- _Requirement_
Transcribe every entry word for word. Skip the pictures.

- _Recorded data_
▽

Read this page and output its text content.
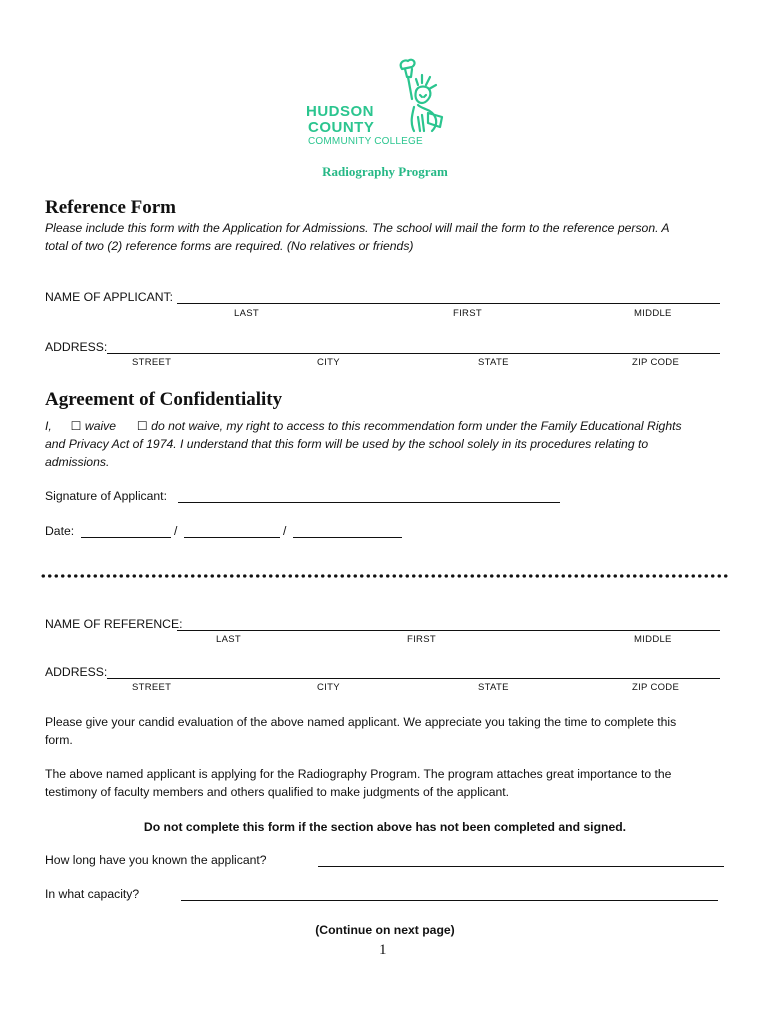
HUDSON
COUNTY
COMMUNITY COLLEGE
Radiography Program
Reference Form
Please include this form with the Application for Admissions. The school will mail the form to the reference person. A
total of two (2) reference forms are required. (No relatives or friends)
NAME OF APPLICANT:
LAST	FIRST	MIDDLE
ADDRESS:
STREET	CITY	STATE	ZIP CODE
Agreement of Confidentiality
I, ☐ waive ☐ do not waive, my right to access to this recommendation form under the Family Educational Rights
and Privacy Act of 1974. I understand that this form will be used by the school solely in its procedures relating to
admissions.
Signature of Applicant:
Date:	/	/
NAME OF REFERENCE:
LAST	FIRST	MIDDLE
ADDRESS:
STREET	CITY	STATE	ZIP CODE
Please give your candid evaluation of the above named applicant. We appreciate you taking the time to complete this
form.
The above named applicant is applying for the Radiography Program. The program attaches great importance to the
testimony of faculty members and others qualified to make judgments of the applicant.
Do not complete this form if the section above has not been completed and signed.
How long have you known the applicant?
In what capacity?
(Continue on next page)
1
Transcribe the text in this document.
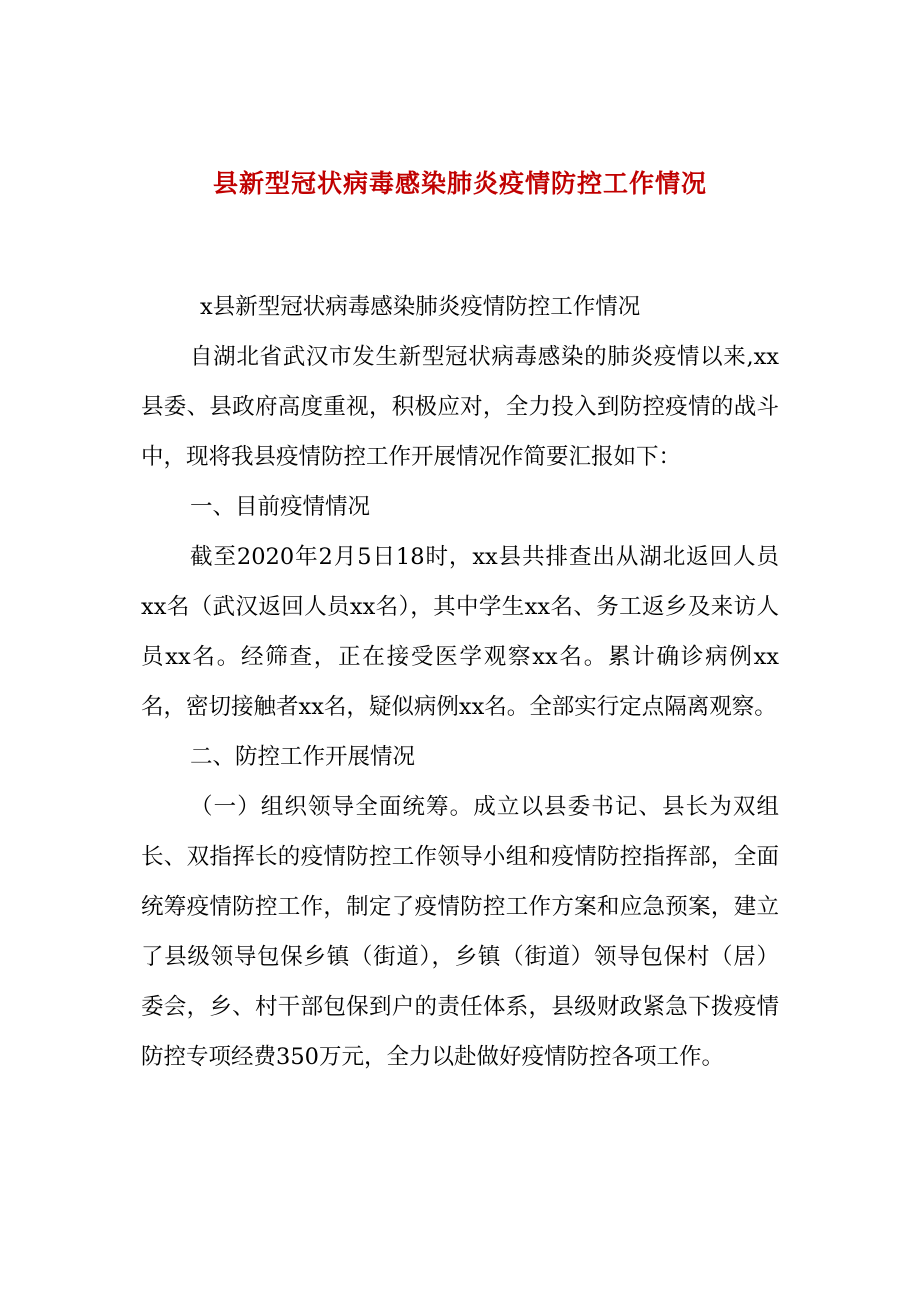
县新型冠状病毒感染肺炎疫情防控工作情况

x县新型冠状病毒感染肺炎疫情防控工作情况

自湖北省武汉市发生新型冠状病毒感染的肺炎疫情以来,xx县委、县政府高度重视，积极应对，全力投入到防控疫情的战斗中，现将我县疫情防控工作开展情况作简要汇报如下：

一、目前疫情情况

截至2020年2月5日18时，xx县共排查出从湖北返回人员xx名（武汉返回人员xx名），其中学生xx名、务工返乡及来访人员xx名。经筛查，正在接受医学观察xx名。累计确诊病例xx名，密切接触者xx名，疑似病例xx名。全部实行定点隔离观察。

二、防控工作开展情况

（一）组织领导全面统筹。成立以县委书记、县长为双组长、双指挥长的疫情防控工作领导小组和疫情防控指挥部，全面统筹疫情防控工作，制定了疫情防控工作方案和应急预案，建立了县级领导包保乡镇（街道），乡镇（街道）领导包保村（居）委会，乡、村干部包保到户的责任体系，县级财政紧急下拨疫情防控专项经费350万元，全力以赴做好疫情防控各项工作。
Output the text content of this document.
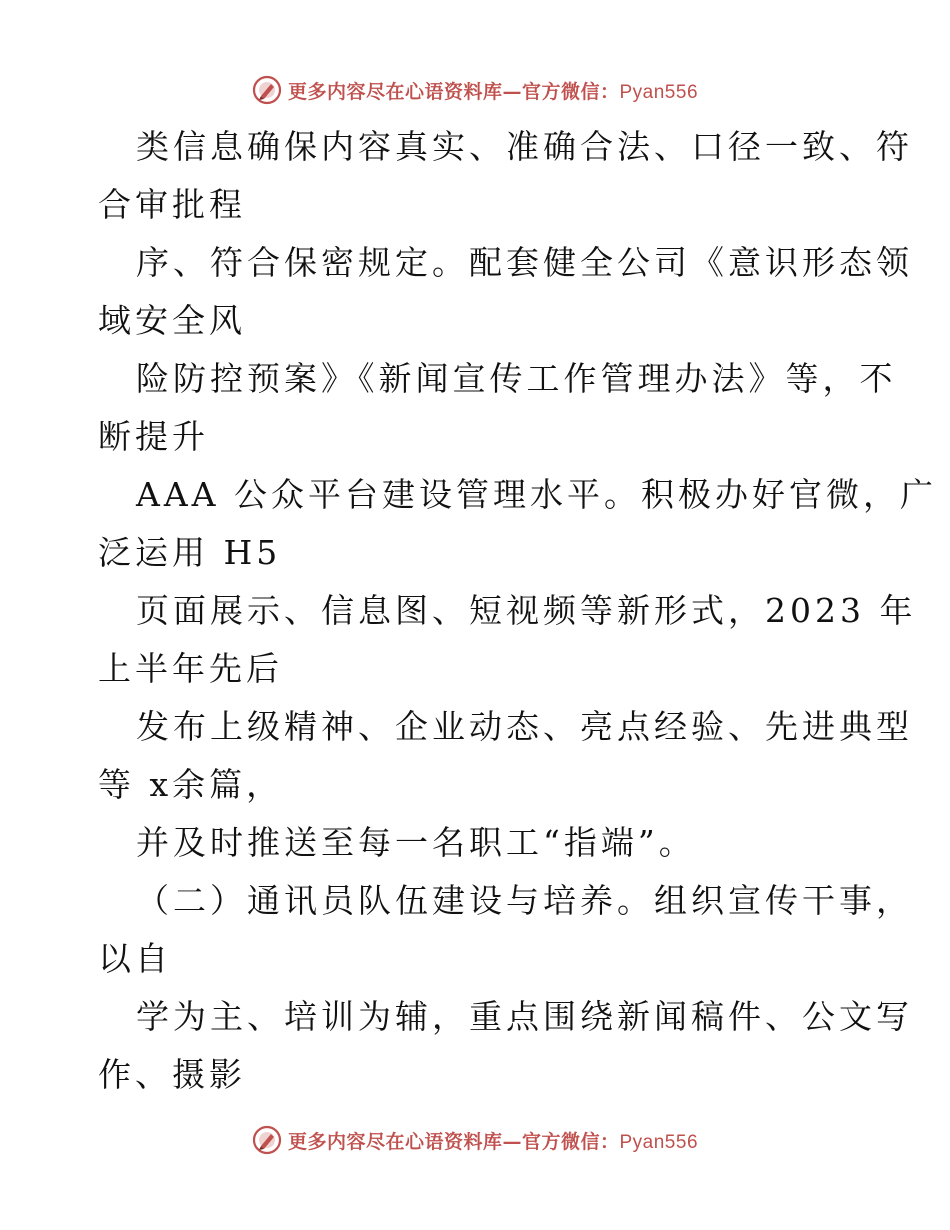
更多内容尽在心语资料库—官方微信：Pyan556
类信息确保内容真实、准确合法、口径一致、符
合审批程
序、符合保密规定。配套健全公司《意识形态领
域安全风
险防控预案》《新闻宣传工作管理办法》等，不
断提升
AAA 公众平台建设管理水平。积极办好官微，广
泛运用 H5
页面展示、信息图、短视频等新形式，2023 年
上半年先后
发布上级精神、企业动态、亮点经验、先进典型
等 x余篇，
并及时推送至每一名职工“指端”。
（二）通讯员队伍建设与培养。组织宣传干事，
以自
学为主、培训为辅，重点围绕新闻稿件、公文写
作、摄影
更多内容尽在心语资料库—官方微信：Pyan556
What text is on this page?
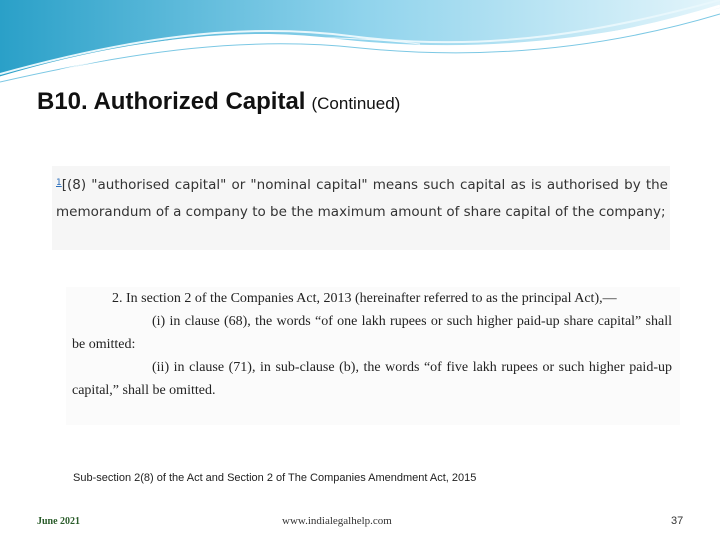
B10. Authorized Capital (Continued)

$^1$[(8) "authorised capital" or "nominal capital" means such capital as is authorised by the memorandum of a company to be the maximum amount of share capital of the company;

2. In section 2 of the Companies Act, 2013 (hereinafter referred to as the principal Act),—

(i) in clause (68), the words “of one lakh rupees or such higher paid-up share capital” shall be omitted:

(ii) in clause (71), in sub-clause (b), the words “of five lakh rupees or such higher paid-up capital,” shall be omitted.

Sub-section 2(8) of the Act and Section 2 of The Companies Amendment Act, 2015
June 2021	www.indialegalhelp.com	37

△

- _Solution to this task_
Read this page and output its text content.
HUDSON
COUNTY
COMMUNITY COLLEGE
Radiography Program
Reference Form
Please include this form with the Application for Admissions. The school will mail the form to the reference person. A
total of two (2) reference forms are required. (No relatives or friends)
NAME OF APPLICANT:
LAST	FIRST	MIDDLE
ADDRESS:
STREET	CITY	STATE	ZIP CODE
Agreement of Confidentiality
I, ☐ waive ☐ do not waive, my right to access to this recommendation form under the Family Educational Rights
and Privacy Act of 1974. I understand that this form will be used by the school solely in its procedures relating to
admissions.
Signature of Applicant:
Date:	/	/
NAME OF REFERENCE:
LAST	FIRST	MIDDLE
ADDRESS:
STREET	CITY	STATE	ZIP CODE
Please give your candid evaluation of the above named applicant. We appreciate you taking the time to complete this
form.
The above named applicant is applying for the Radiography Program. The program attaches great importance to the
testimony of faculty members and others qualified to make judgments of the applicant.
Do not complete this form if the section above has not been completed and signed.
How long have you known the applicant?
In what capacity?
(Continue on next page)
1
Transcribe the text in this document.
县新型冠状病毒感染肺炎疫情防控工作情况

x县新型冠状病毒感染肺炎疫情防控工作情况

自湖北省武汉市发生新型冠状病毒感染的肺炎疫情以来,xx县委、县政府高度重视，积极应对，全力投入到防控疫情的战斗中，现将我县疫情防控工作开展情况作简要汇报如下：

一、目前疫情情况

截至2020年2月5日18时，xx县共排查出从湖北返回人员xx名（武汉返回人员xx名），其中学生xx名、务工返乡及来访人员xx名。经筛查，正在接受医学观察xx名。累计确诊病例xx名，密切接触者xx名，疑似病例xx名。全部实行定点隔离观察。

二、防控工作开展情况

（一）组织领导全面统筹。成立以县委书记、县长为双组长、双指挥长的疫情防控工作领导小组和疫情防控指挥部，全面统筹疫情防控工作，制定了疫情防控工作方案和应急预案，建立了县级领导包保乡镇（街道），乡镇（街道）领导包保村（居）委会，乡、村干部包保到户的责任体系，县级财政紧急下拨疫情防控专项经费350万元，全力以赴做好疫情防控各项工作。
Output the text content of this document.
更多内容尽在心语资料库—官方微信：Pyan556
类信息确保内容真实、准确合法、口径一致、符
合审批程
序、符合保密规定。配套健全公司《意识形态领
域安全风
险防控预案》《新闻宣传工作管理办法》等，不
断提升
AAA 公众平台建设管理水平。积极办好官微，广
泛运用 H5
页面展示、信息图、短视频等新形式，2023 年
上半年先后
发布上级精神、企业动态、亮点经验、先进典型
等 x余篇，
并及时推送至每一名职工“指端”。
（二）通讯员队伍建设与培养。组织宣传干事，
以自
学为主、培训为辅，重点围绕新闻稿件、公文写
作、摄影
更多内容尽在心语资料库—官方微信：Pyan556
What text is on this page?
B10. Authorized Capital (Continued)

$^1$[(8) "authorised capital" or "nominal capital" means such capital as is authorised by the memorandum of a company to be the maximum amount of share capital of the company;

2. In section 2 of the Companies Act, 2013 (hereinafter referred to as the principal Act),—

(i) in clause (68), the words “of one lakh rupees or such higher paid-up share capital” shall be omitted:

(ii) in clause (71), in sub-clause (b), the words “of five lakh rupees or such higher paid-up capital,” shall be omitted.

Sub-section 2(8) of the Act and Section 2 of The Companies Amendment Act, 2015
June 2021	www.indialegalhelp.com	37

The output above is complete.